━━━━━ GIVEN INFORMATION

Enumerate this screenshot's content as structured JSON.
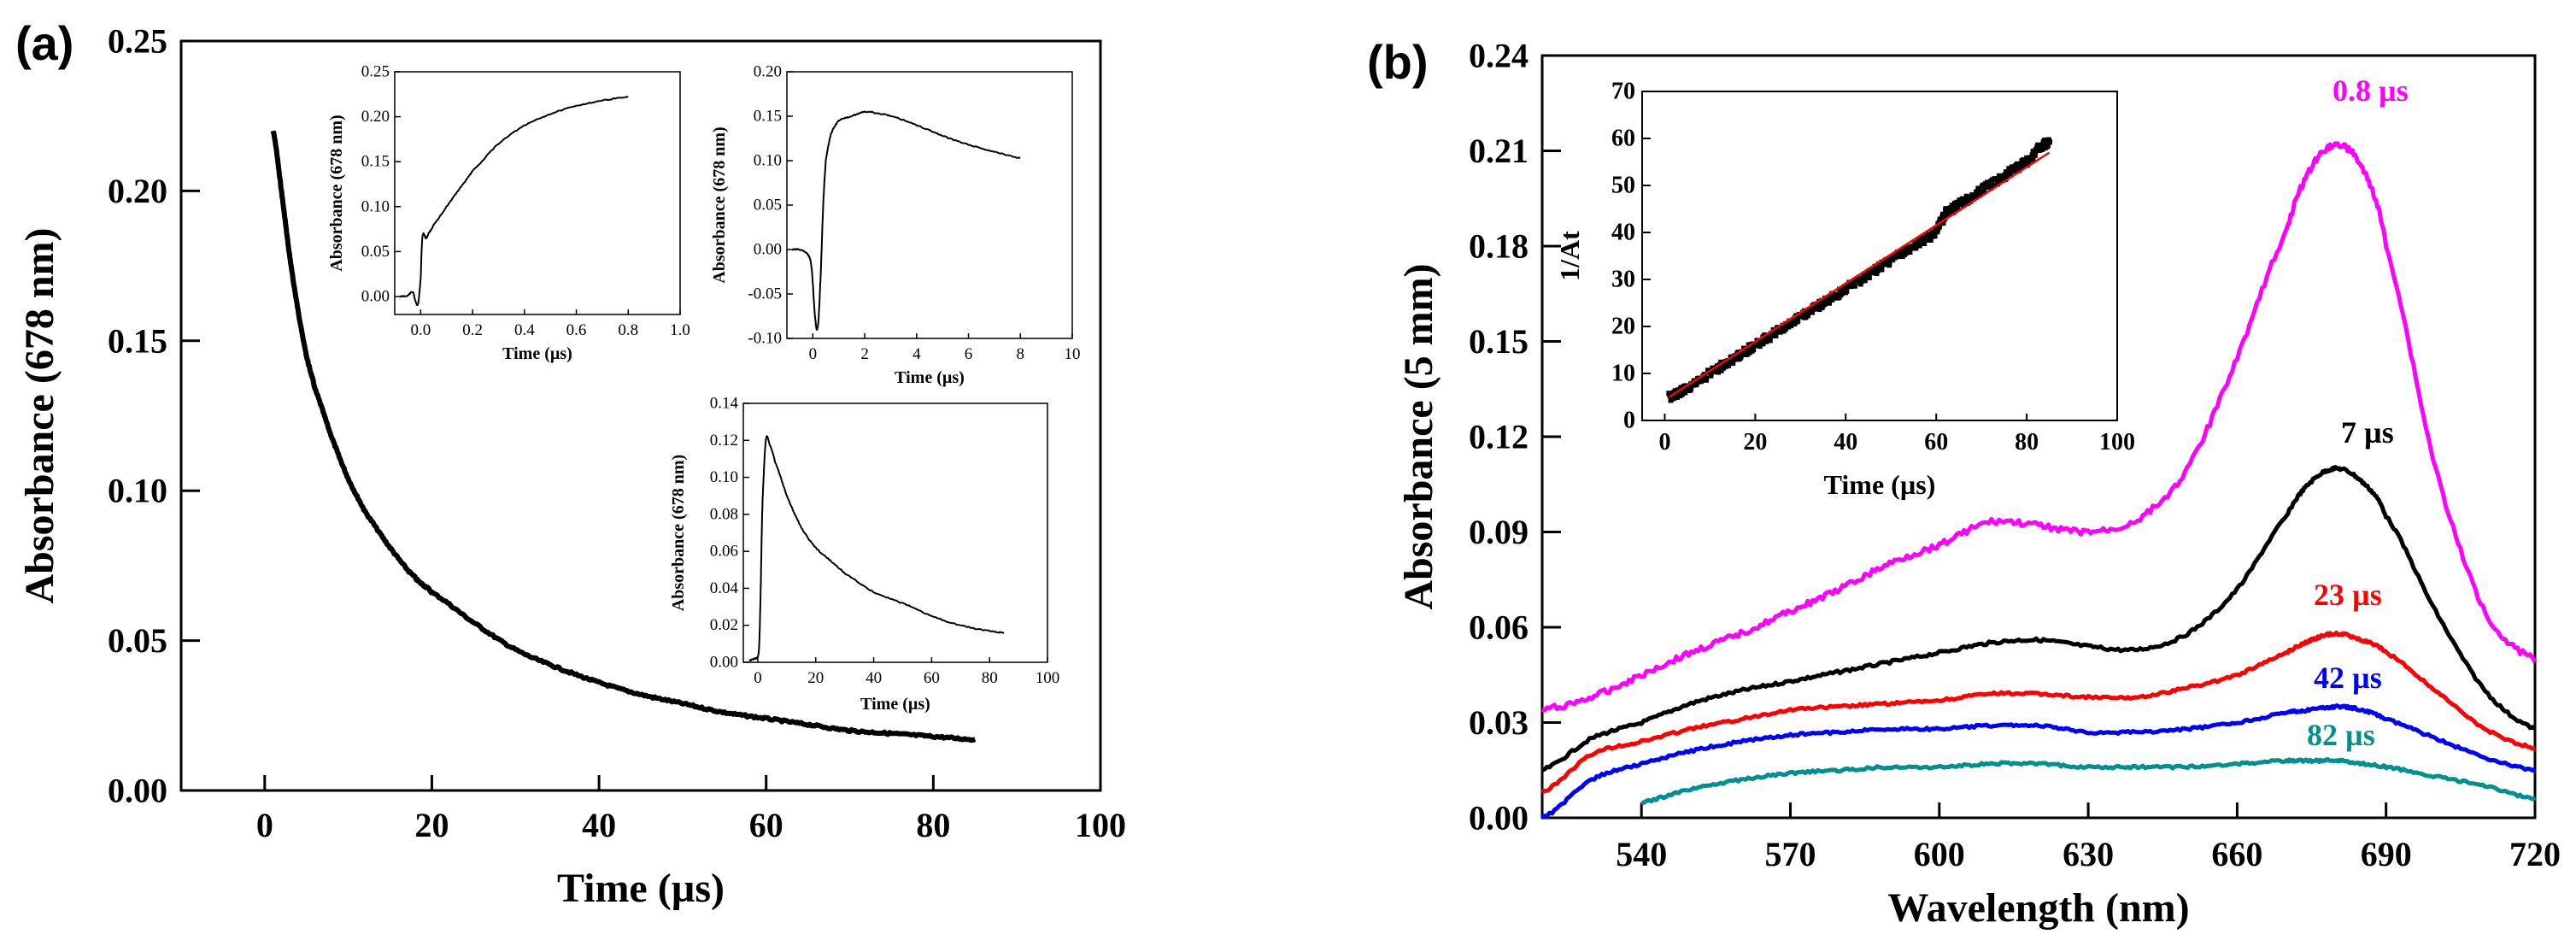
{
  "panels": {
    "a": "(a)",
    "b": "(b)"
  },
  "chart_data": [
    {
      "id": "a-main",
      "type": "line",
      "xlabel": "Time (µs)",
      "ylabel": "Absorbance (678 nm)",
      "xlim": [
        -10,
        100
      ],
      "ylim": [
        0,
        0.25
      ],
      "xticks": [
        0,
        20,
        40,
        60,
        80,
        100
      ],
      "yticks": [
        0.0,
        0.05,
        0.1,
        0.15,
        0.2,
        0.25
      ],
      "xtick_labels": [
        "0",
        "20",
        "40",
        "60",
        "80",
        "100"
      ],
      "ytick_labels": [
        "0.00",
        "0.05",
        "0.10",
        "0.15",
        "0.20",
        "0.25"
      ],
      "color": "#000000",
      "series": [
        {
          "x": [
            1,
            2,
            3,
            4,
            5,
            6,
            8,
            10,
            12,
            15,
            18,
            20,
            25,
            30,
            35,
            40,
            45,
            50,
            55,
            60,
            65,
            70,
            75,
            80,
            85
          ],
          "y": [
            0.22,
            0.2,
            0.178,
            0.16,
            0.145,
            0.134,
            0.118,
            0.104,
            0.093,
            0.081,
            0.071,
            0.066,
            0.056,
            0.047,
            0.041,
            0.036,
            0.032,
            0.029,
            0.026,
            0.024,
            0.022,
            0.02,
            0.019,
            0.018,
            0.017
          ]
        }
      ]
    },
    {
      "id": "a-inset1",
      "type": "line",
      "xlabel": "Time (µs)",
      "ylabel": "Absorbance (678 nm)",
      "xlim": [
        -0.1,
        1.0
      ],
      "ylim": [
        -0.02,
        0.25
      ],
      "xticks": [
        0.0,
        0.2,
        0.4,
        0.6,
        0.8,
        1.0
      ],
      "yticks": [
        0.0,
        0.05,
        0.1,
        0.15,
        0.2,
        0.25
      ],
      "xtick_labels": [
        "0.0",
        "0.2",
        "0.4",
        "0.6",
        "0.8",
        "1.0"
      ],
      "ytick_labels": [
        "0.00",
        "0.05",
        "0.10",
        "0.15",
        "0.20",
        "0.25"
      ],
      "color": "#000000",
      "series": [
        {
          "x": [
            -0.08,
            -0.05,
            -0.03,
            -0.02,
            -0.01,
            0.0,
            0.005,
            0.01,
            0.02,
            0.03,
            0.05,
            0.1,
            0.15,
            0.2,
            0.3,
            0.4,
            0.5,
            0.6,
            0.7,
            0.8
          ],
          "y": [
            0.0,
            0.001,
            0.005,
            -0.005,
            -0.008,
            0.02,
            0.06,
            0.07,
            0.065,
            0.07,
            0.08,
            0.1,
            0.12,
            0.14,
            0.17,
            0.19,
            0.203,
            0.212,
            0.218,
            0.222
          ]
        }
      ]
    },
    {
      "id": "a-inset2",
      "type": "line",
      "xlabel": "Time (µs)",
      "ylabel": "Absorbance (678 nm)",
      "xlim": [
        -1,
        10
      ],
      "ylim": [
        -0.1,
        0.2
      ],
      "xticks": [
        0,
        2,
        4,
        6,
        8,
        10
      ],
      "yticks": [
        -0.1,
        -0.05,
        0.0,
        0.05,
        0.1,
        0.15,
        0.2
      ],
      "xtick_labels": [
        "0",
        "2",
        "4",
        "6",
        "8",
        "10"
      ],
      "ytick_labels": [
        "-0.10",
        "-0.05",
        "0.00",
        "0.05",
        "0.10",
        "0.15",
        "0.20"
      ],
      "color": "#000000",
      "series": [
        {
          "x": [
            -0.8,
            -0.5,
            -0.2,
            -0.05,
            0.1,
            0.2,
            0.3,
            0.4,
            0.5,
            0.7,
            1.0,
            1.5,
            2,
            2.5,
            3,
            4,
            5,
            6,
            7,
            8
          ],
          "y": [
            0.0,
            0.0,
            -0.005,
            -0.02,
            -0.08,
            -0.085,
            -0.03,
            0.05,
            0.1,
            0.13,
            0.145,
            0.15,
            0.155,
            0.153,
            0.15,
            0.14,
            0.128,
            0.118,
            0.11,
            0.103
          ]
        }
      ]
    },
    {
      "id": "a-inset3",
      "type": "line",
      "xlabel": "Time (µs)",
      "ylabel": "Absorbance (678 nm)",
      "xlim": [
        -5,
        100
      ],
      "ylim": [
        0,
        0.14
      ],
      "xticks": [
        0,
        20,
        40,
        60,
        80,
        100
      ],
      "yticks": [
        0.0,
        0.02,
        0.04,
        0.06,
        0.08,
        0.1,
        0.12,
        0.14
      ],
      "xtick_labels": [
        "0",
        "20",
        "40",
        "60",
        "80",
        "100"
      ],
      "ytick_labels": [
        "0.00",
        "0.02",
        "0.04",
        "0.06",
        "0.08",
        "0.10",
        "0.12",
        "0.14"
      ],
      "color": "#000000",
      "series": [
        {
          "x": [
            -3,
            -1,
            0.0,
            0.5,
            1,
            1.5,
            2,
            2.5,
            3,
            4,
            6,
            10,
            15,
            20,
            25,
            30,
            40,
            50,
            60,
            70,
            80,
            85
          ],
          "y": [
            0.001,
            0.002,
            0.003,
            0.01,
            0.04,
            0.08,
            0.1,
            0.115,
            0.122,
            0.118,
            0.108,
            0.09,
            0.073,
            0.062,
            0.055,
            0.048,
            0.038,
            0.032,
            0.025,
            0.02,
            0.017,
            0.016
          ]
        }
      ]
    },
    {
      "id": "b-main",
      "type": "line",
      "xlabel": "Wavelength (nm)",
      "ylabel": "Absorbance (5 mm)",
      "xlim": [
        520,
        720
      ],
      "ylim": [
        0,
        0.24
      ],
      "xticks": [
        540,
        570,
        600,
        630,
        660,
        690,
        720
      ],
      "yticks": [
        0.0,
        0.03,
        0.06,
        0.09,
        0.12,
        0.15,
        0.18,
        0.21,
        0.24
      ],
      "xtick_labels": [
        "540",
        "570",
        "600",
        "630",
        "660",
        "690",
        "720"
      ],
      "ytick_labels": [
        "0.00",
        "0.03",
        "0.06",
        "0.09",
        "0.12",
        "0.15",
        "0.18",
        "0.21",
        "0.24"
      ],
      "x": [
        520,
        530,
        540,
        550,
        560,
        570,
        580,
        590,
        600,
        610,
        620,
        630,
        640,
        650,
        660,
        670,
        675,
        680,
        685,
        690,
        700,
        710,
        720
      ],
      "series": [
        {
          "name": "0.8 µs",
          "color": "#ff00ff",
          "values": [
            0.034,
            0.038,
            0.045,
            0.052,
            0.058,
            0.065,
            0.072,
            0.08,
            0.086,
            0.093,
            0.092,
            0.09,
            0.094,
            0.11,
            0.145,
            0.185,
            0.205,
            0.212,
            0.205,
            0.18,
            0.11,
            0.065,
            0.05
          ]
        },
        {
          "name": "7 µs",
          "color": "#000000",
          "values": [
            0.015,
            0.025,
            0.03,
            0.036,
            0.04,
            0.043,
            0.046,
            0.049,
            0.052,
            0.055,
            0.056,
            0.054,
            0.053,
            0.058,
            0.072,
            0.095,
            0.106,
            0.11,
            0.106,
            0.095,
            0.065,
            0.04,
            0.028
          ]
        },
        {
          "name": "23 µs",
          "color": "#ff0000",
          "values": [
            0.008,
            0.02,
            0.024,
            0.028,
            0.031,
            0.034,
            0.035,
            0.036,
            0.037,
            0.039,
            0.039,
            0.038,
            0.038,
            0.041,
            0.045,
            0.052,
            0.056,
            0.058,
            0.056,
            0.052,
            0.04,
            0.028,
            0.022
          ]
        },
        {
          "name": "42 µs",
          "color": "#0000ff",
          "values": [
            0.0,
            0.012,
            0.017,
            0.021,
            0.024,
            0.026,
            0.027,
            0.028,
            0.028,
            0.029,
            0.029,
            0.027,
            0.027,
            0.028,
            0.03,
            0.033,
            0.034,
            0.035,
            0.034,
            0.031,
            0.025,
            0.019,
            0.015
          ]
        },
        {
          "name": "82 µs",
          "color": "#009090",
          "values": [
            null,
            null,
            0.005,
            0.009,
            0.012,
            0.014,
            0.015,
            0.016,
            0.016,
            0.017,
            0.017,
            0.016,
            0.016,
            0.016,
            0.017,
            0.018,
            0.018,
            0.018,
            0.017,
            0.016,
            0.013,
            0.01,
            0.006
          ]
        }
      ]
    },
    {
      "id": "b-inset",
      "type": "scatter",
      "xlabel": "Time (µs)",
      "ylabel": "1/At",
      "xlim": [
        -5,
        100
      ],
      "ylim": [
        0,
        70
      ],
      "xticks": [
        0,
        20,
        40,
        60,
        80,
        100
      ],
      "yticks": [
        0,
        10,
        20,
        30,
        40,
        50,
        60,
        70
      ],
      "xtick_labels": [
        "0",
        "20",
        "40",
        "60",
        "80",
        "100"
      ],
      "ytick_labels": [
        "0",
        "10",
        "20",
        "30",
        "40",
        "50",
        "60",
        "70"
      ],
      "data_color": "#000000",
      "fit_color": "#ff0000",
      "series": [
        {
          "x": [
            1,
            5,
            10,
            15,
            20,
            25,
            30,
            35,
            40,
            45,
            50,
            55,
            60,
            62,
            65,
            70,
            75,
            80,
            83,
            85
          ],
          "y": [
            5,
            7,
            10,
            13,
            16,
            19,
            22,
            25,
            28,
            31,
            34,
            37,
            40,
            44,
            46,
            49,
            52,
            55,
            58,
            59
          ]
        }
      ],
      "fit": {
        "x": [
          1,
          85
        ],
        "y": [
          5,
          57
        ]
      }
    }
  ]
}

━━━━━━━━━━

> _WHAT YOU HAVE TO DO_: Which lines contain the word "name"? Return each of them.

> _ANSWER_:
          "name": "0.8 µs",
          "name": "7 µs",
          "name": "23 µs",
          "name": "42 µs",
          "name": "82 µs",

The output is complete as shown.